**** The input ****
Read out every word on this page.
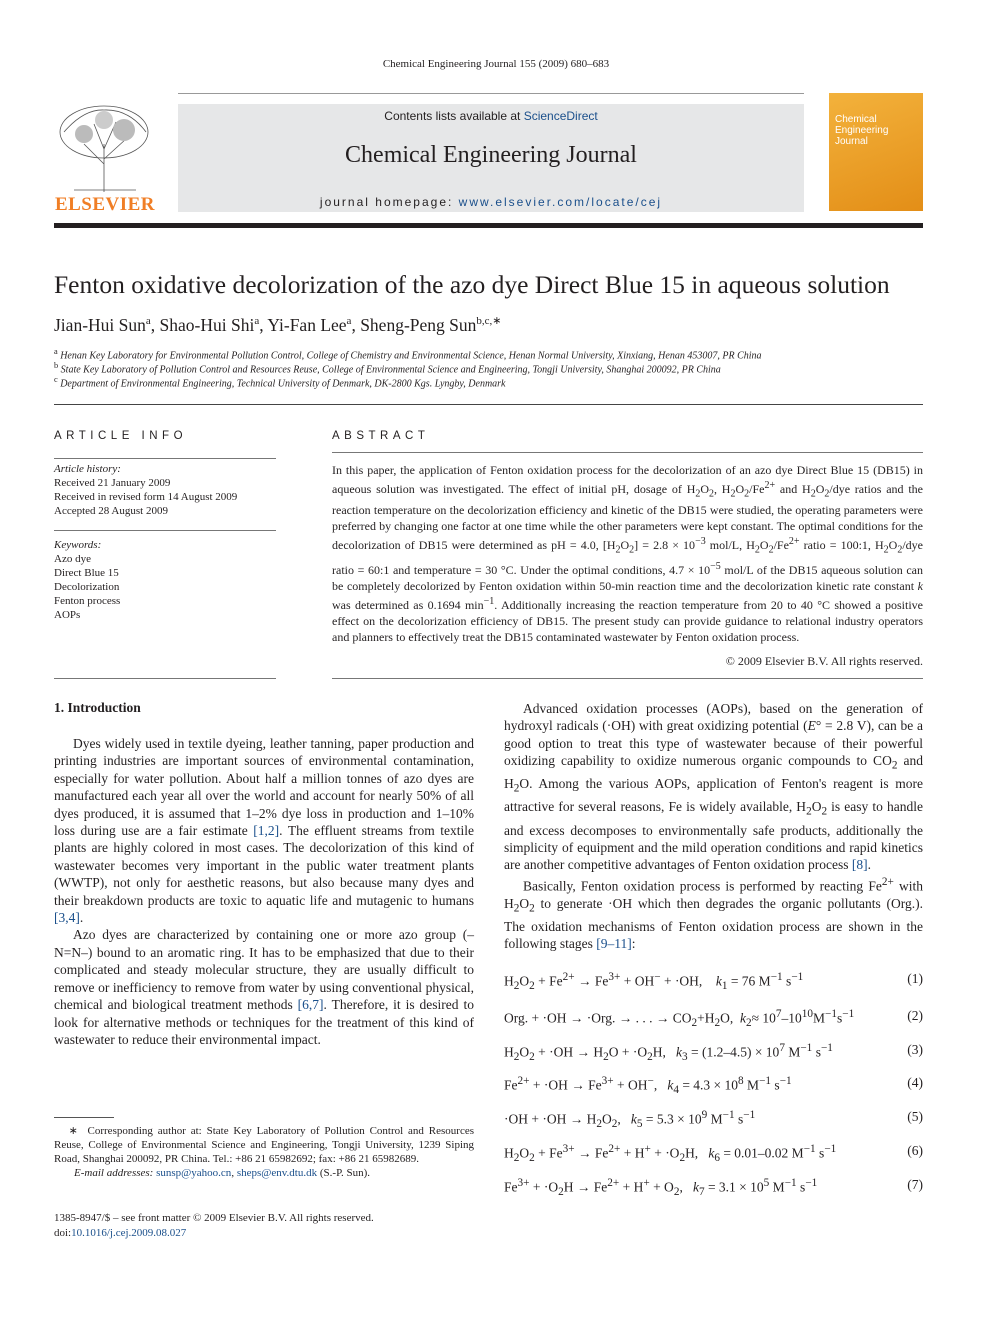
Chemical Engineering Journal 155 (2009) 680–683
ELSEVIER
Contents lists available at ScienceDirect
Chemical Engineering Journal
journal homepage: www.elsevier.com/locate/cej
Chemical
Engineering
Journal
Fenton oxidative decolorization of the azo dye Direct Blue 15 in aqueous solution
Jian-Hui Sun$^a$, Shao-Hui Shi$^a$, Yi-Fan Lee$^a$, Sheng-Peng Sun$^{b,c,∗}$
$^a$ Henan Key Laboratory for Environmental Pollution Control, College of Chemistry and Environmental Science, Henan Normal University, Xinxiang, Henan 453007, PR China
$^b$ State Key Laboratory of Pollution Control and Resources Reuse, College of Environmental Science and Engineering, Tongji University, Shanghai 200092, PR China
$^c$ Department of Environmental Engineering, Technical University of Denmark, DK-2800 Kgs. Lyngby, Denmark
ARTICLE INFO
Article history:
Received 21 January 2009
Received in revised form 14 August 2009
Accepted 28 August 2009
Keywords:
Azo dye
Direct Blue 15
Decolorization
Fenton process
AOPs
ABSTRACT
In this paper, the application of Fenton oxidation process for the decolorization of an azo dye Direct Blue 15 (DB15) in aqueous solution was investigated. The effect of initial pH, dosage of $H_2O_2$, $H_2O_2/Fe^{2+}$ and $H_2O_2$/dye ratios and the reaction temperature on the decolorization efficiency and kinetic of the DB15 were studied, the operating parameters were preferred by changing one factor at one time while the other parameters were kept constant. The optimal conditions for the decolorization of DB15 were determined as pH = 4.0, $[H_2O_2] = 2.8 \times 10^{-3}$ mol/L, $H_2O_2/Fe^{2+}$ ratio = 100:1, $H_2O_2$/dye ratio = 60:1 and temperature = 30 °C. Under the optimal conditions, $4.7 \times 10^{-5}$ mol/L of the DB15 aqueous solution can be completely decolorized by Fenton oxidation within 50-min reaction time and the decolorization kinetic rate constant k was determined as 0.1694 $\min^{-1}$. Additionally increasing the reaction temperature from 20 to 40 °C showed a positive effect on the decolorization efficiency of DB15. The present study can provide guidance to relational industry operators and planners to effectively treat the DB15 contaminated wastewater by Fenton oxidation process.
© 2009 Elsevier B.V. All rights reserved.
1. Introduction

Dyes widely used in textile dyeing, leather tanning, paper production and printing industries are important sources of environmental contamination, especially for water pollution. About half a million tonnes of azo dyes are manufactured each year all over the world and account for nearly 50% of all dyes produced, it is assumed that 1–2% dye loss in production and 1–10% loss during use are a fair estimate [1,2]. The effluent streams from textile plants are highly colored in most cases. The decolorization of this kind of wastewater becomes very important in the public water treatment plants (WWTP), not only for aesthetic reasons, but also because many dyes and their breakdown products are toxic to aquatic life and mutagenic to humans [3,4].

Azo dyes are characterized by containing one or more azo group (–N=N–) bound to an aromatic ring. It has to be emphasized that due to their complicated and steady molecular structure, they are usually difficult to remove or inefficiency to remove from water by using conventional physical, chemical and biological treatment methods [6,7]. Therefore, it is desired to look for alternative methods or techniques for the treatment of this kind of wastewater to reduce their environmental impact.

Advanced oxidation processes (AOPs), based on the generation of hydroxyl radicals (·OH) with great oxidizing potential (E° = 2.8 V), can be a good option to treat this type of wastewater because of their powerful oxidizing capability to oxidize numerous organic compounds to $CO_2$ and $H_2O$. Among the various AOPs, application of Fenton's reagent is more attractive for several reasons, Fe is widely available, $H_2O_2$ is easy to handle and excess decomposes to environmentally safe products, additionally the simplicity of equipment and the mild operation conditions and rapid kinetics are another competitive advantages of Fenton oxidation process [8].

Basically, Fenton oxidation process is performed by reacting $Fe^{2+}$ with $H_2O_2$ to generate ·OH which then degrades the organic pollutants (Org.). The oxidation mechanisms of Fenton oxidation process are shown in the following stages [9–11]:

$H_2O_2 + Fe^{2+} \to Fe^{3+} + OH^- + \cdot OH$,    $k_1 = 76$ $M^{-1}$ $s^{-1}$	(1)
Org. + ·OH → ·Org. → . . . → $CO_2+H_2O$,  $k_2\approx 10^7-10^{10}M^{-1}s^{-1}$	(2)
$H_2O_2 + \cdot OH \to H_2O + \cdot O_2H$,   $k_3 = (1.2-4.5) \times 10^7$ $M^{-1}$ $s^{-1}$	(3)
$Fe^{2+} + \cdot OH \to Fe^{3+} + OH^-$,   $k_4 = 4.3 \times 10^8$ $M^{-1}$ $s^{-1}$	(4)
$\cdot OH + \cdot OH \to H_2O_2$,   $k_5 = 5.3 \times 10^9$ $M^{-1}$ $s^{-1}$	(5)
$H_2O_2 + Fe^{3+} \to Fe^{2+} + H^+ + \cdot O_2H$,   $k_6 = 0.01-0.02$ $M^{-1}$ $s^{-1}$	(6)
$Fe^{3+} + \cdot O_2H \to Fe^{2+} + H^+ + O_2$,   $k_7 = 3.1 \times 10^5$ $M^{-1}$ $s^{-1}$	(7)
∗  Corresponding author at: State Key Laboratory of Pollution Control and Resources Reuse, College of Environmental Science and Engineering, Tongji University, 1239 Siping Road, Shanghai 200092, PR China. Tel.: +86 21 65982692; fax: +86 21 65982689.
E-mail addresses: sunsp@yahoo.cn, sheps@env.dtu.dk (S.-P. Sun).
1385-8947/$ – see front matter © 2009 Elsevier B.V. All rights reserved.
doi:10.1016/j.cej.2009.08.027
****
> _What you have to do_
Copy every line of the material in which the word "rights" occurs.

> _Exercise solution_
© 2009 Elsevier B.V. All rights reserved.
1385-8947/$ – see front matter © 2009 Elsevier B.V. All rights reserved.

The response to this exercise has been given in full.